Data in this exercise:

— START —

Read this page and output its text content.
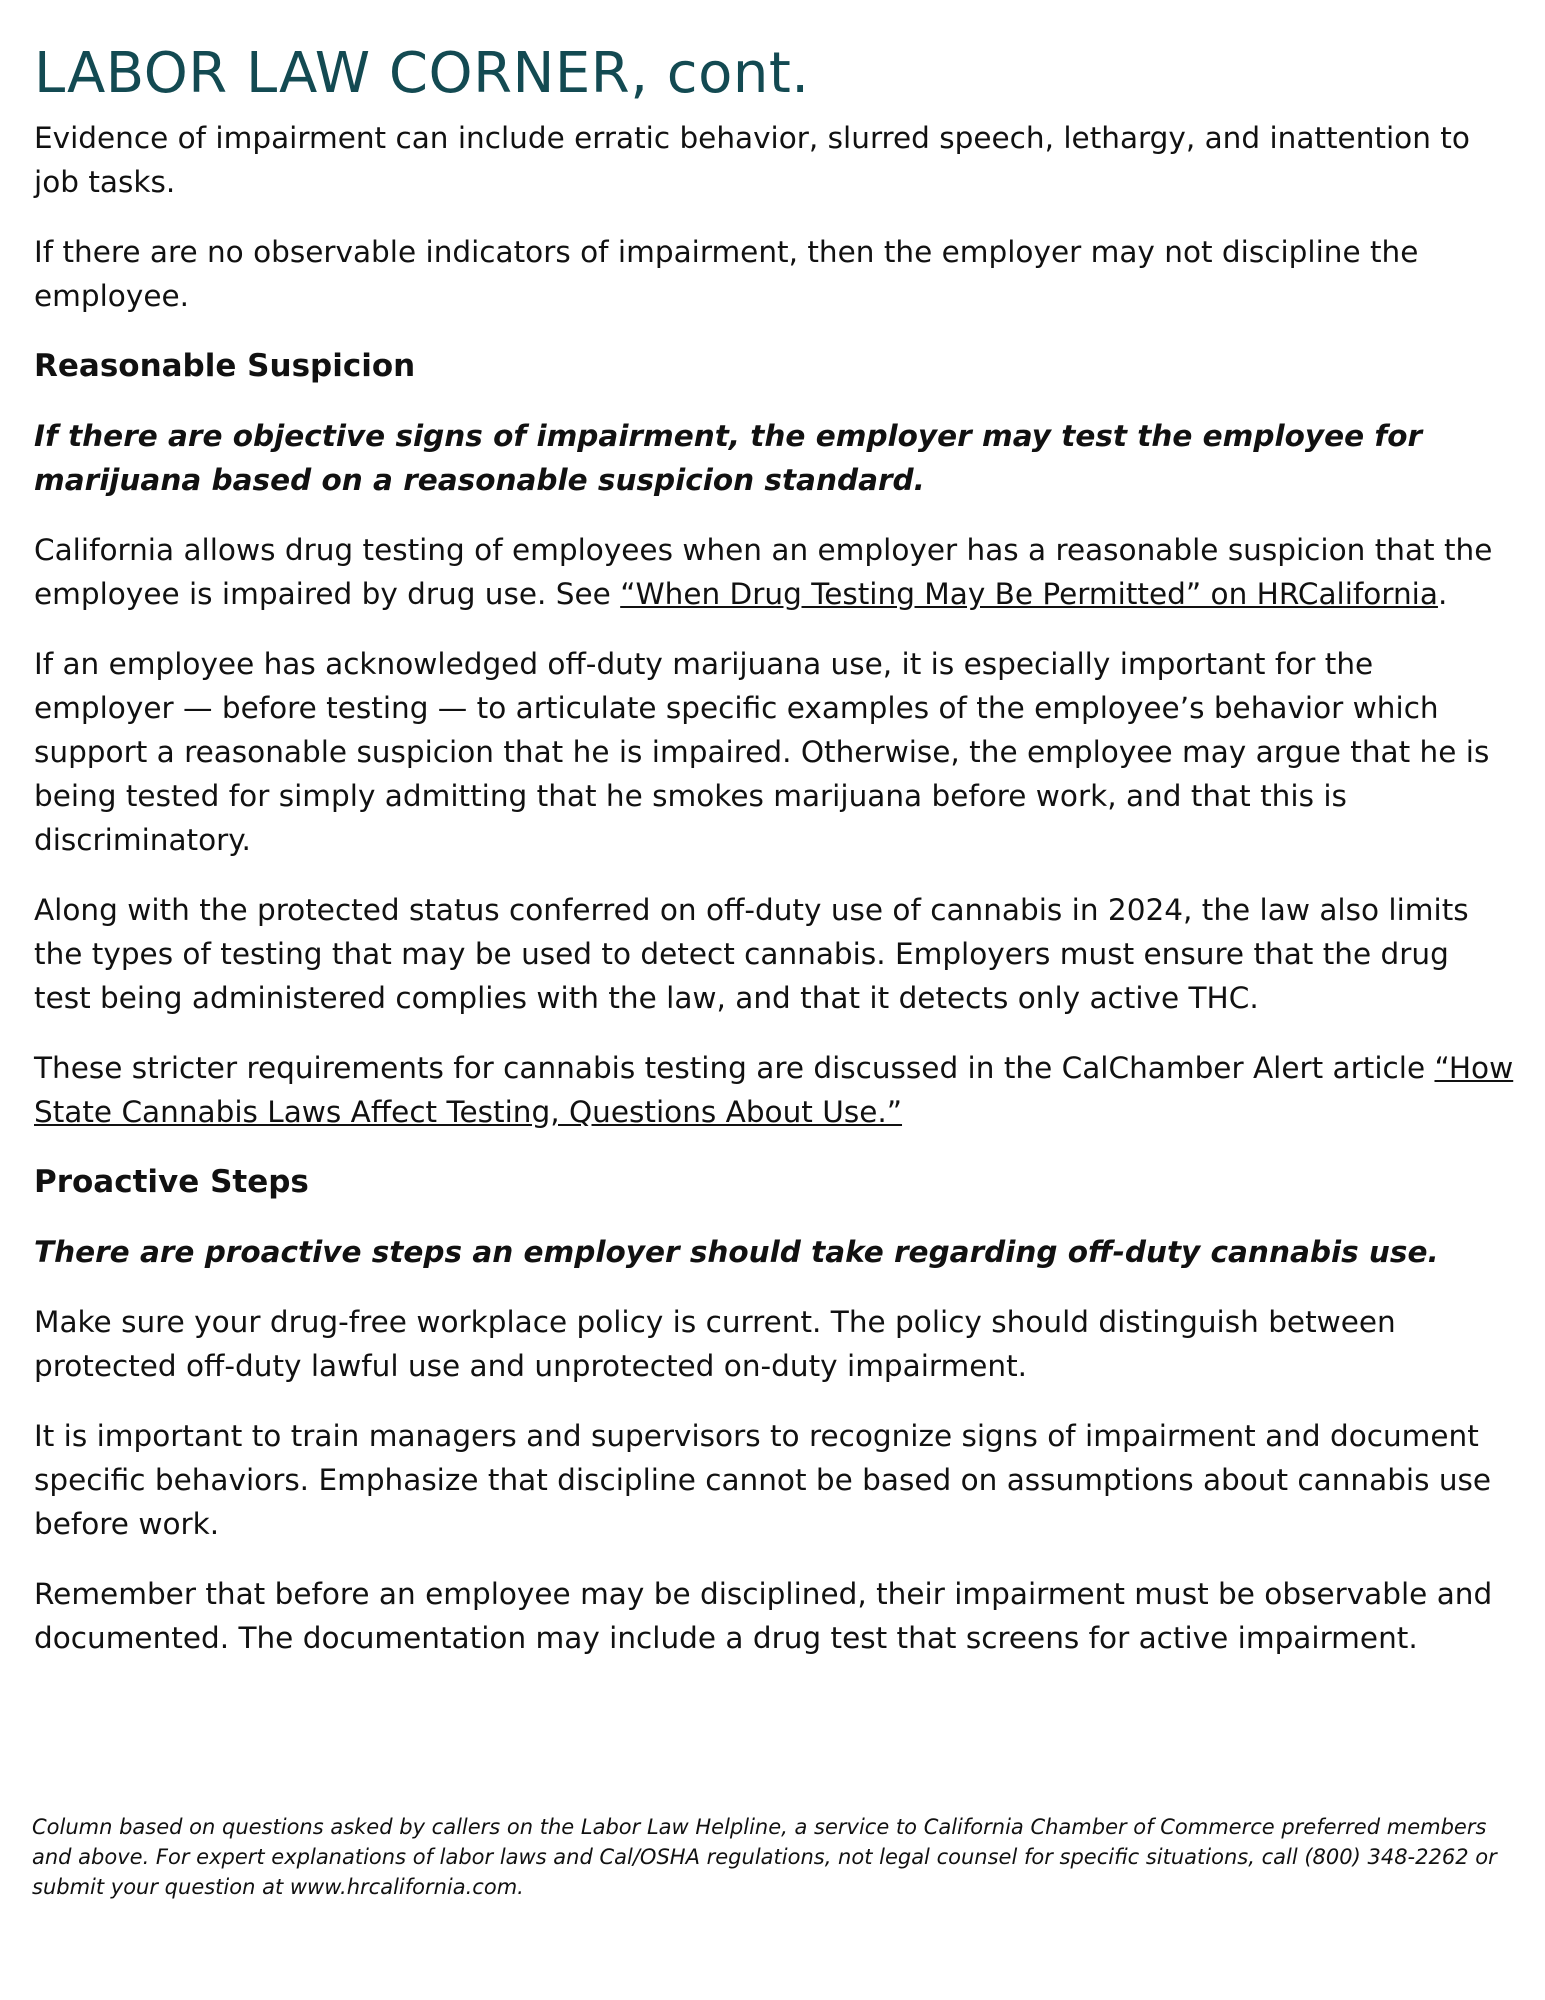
LABOR LAW CORNER, cont.

Evidence of impairment can include erratic behavior, slurred speech, lethargy, and inattention to job tasks.

If there are no observable indicators of impairment, then the employer may not discipline the employee.

Reasonable Suspicion

If there are objective signs of impairment, the employer may test the employee for marijuana based on a reasonable suspicion standard.

California allows drug testing of employees when an employer has a reasonable suspicion that the employee is impaired by drug use. See “When Drug Testing May Be Permitted” on HRCalifornia.

If an employee has acknowledged off-duty marijuana use, it is especially important for the employer — before testing — to articulate specific examples of the employee’s behavior which support a reasonable suspicion that he is impaired. Otherwise, the employee may argue that he is being tested for simply admitting that he smokes marijuana before work, and that this is discriminatory.

Along with the protected status conferred on off-duty use of cannabis in 2024, the law also limits the types of testing that may be used to detect cannabis. Employers must ensure that the drug test being administered complies with the law, and that it detects only active THC.

These stricter requirements for cannabis testing are discussed in the CalChamber Alert article “How State Cannabis Laws Affect Testing, Questions About Use.”

Proactive Steps

There are proactive steps an employer should take regarding off-duty cannabis use.

Make sure your drug-free workplace policy is current. The policy should distinguish between protected off-duty lawful use and unprotected on-duty impairment.

It is important to train managers and supervisors to recognize signs of impairment and document specific behaviors. Emphasize that discipline cannot be based on assumptions about cannabis use before work.

Remember that before an employee may be disciplined, their impairment must be observable and documented. The documentation may include a drug test that screens for active impairment.

Column based on questions asked by callers on the Labor Law Helpline, a service to California Chamber of Commerce preferred members and above. For expert explanations of labor laws and Cal/OSHA regulations, not legal counsel for specific situations, call (800) 348-2262 or submit your question at www.hrcalifornia.com.
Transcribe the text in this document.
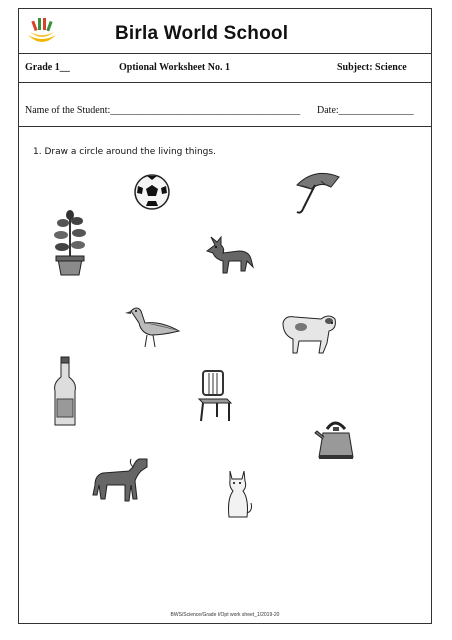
Birla World School
Grade 1__	Optional Worksheet No. 1	Subject: Science
Name of the Student:______________________________________ Date:_______________
1. Draw a circle around the living things.
BWS/Science/Grade I/Opt work sheet_1/2019-20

— END —

Short exercise: Your job is to transcribe the entries above exactly; skip the pictures.

Expected output:
Read this page and output its text content.
LABOR LAW CORNER, cont.

Evidence of impairment can include erratic behavior, slurred speech, lethargy, and inattention to job tasks.

If there are no observable indicators of impairment, then the employer may not discipline the employee.

Reasonable Suspicion

If there are objective signs of impairment, the employer may test the employee for marijuana based on a reasonable suspicion standard.

California allows drug testing of employees when an employer has a reasonable suspicion that the employee is impaired by drug use. See “When Drug Testing May Be Permitted” on HRCalifornia.

If an employee has acknowledged off-duty marijuana use, it is especially important for the employer — before testing — to articulate specific examples of the employee’s behavior which support a reasonable suspicion that he is impaired. Otherwise, the employee may argue that he is being tested for simply admitting that he smokes marijuana before work, and that this is discriminatory.

Along with the protected status conferred on off-duty use of cannabis in 2024, the law also limits the types of testing that may be used to detect cannabis. Employers must ensure that the drug test being administered complies with the law, and that it detects only active THC.

These stricter requirements for cannabis testing are discussed in the CalChamber Alert article “How State Cannabis Laws Affect Testing, Questions About Use.”

Proactive Steps

There are proactive steps an employer should take regarding off-duty cannabis use.

Make sure your drug-free workplace policy is current. The policy should distinguish between protected off-duty lawful use and unprotected on-duty impairment.

It is important to train managers and supervisors to recognize signs of impairment and document specific behaviors. Emphasize that discipline cannot be based on assumptions about cannabis use before work.

Remember that before an employee may be disciplined, their impairment must be observable and documented. The documentation may include a drug test that screens for active impairment.

Column based on questions asked by callers on the Labor Law Helpline, a service to California Chamber of Commerce preferred members and above. For expert explanations of labor laws and Cal/OSHA regulations, not legal counsel for specific situations, call (800) 348-2262 or submit your question at www.hrcalifornia.com.
Transcribe the text in this document.
Birla World School
Grade 1__	Optional Worksheet No. 1	Subject: Science
Name of the Student:______________________________________ Date:_______________
1. Draw a circle around the living things.
BWS/Science/Grade I/Opt work sheet_1/2019-20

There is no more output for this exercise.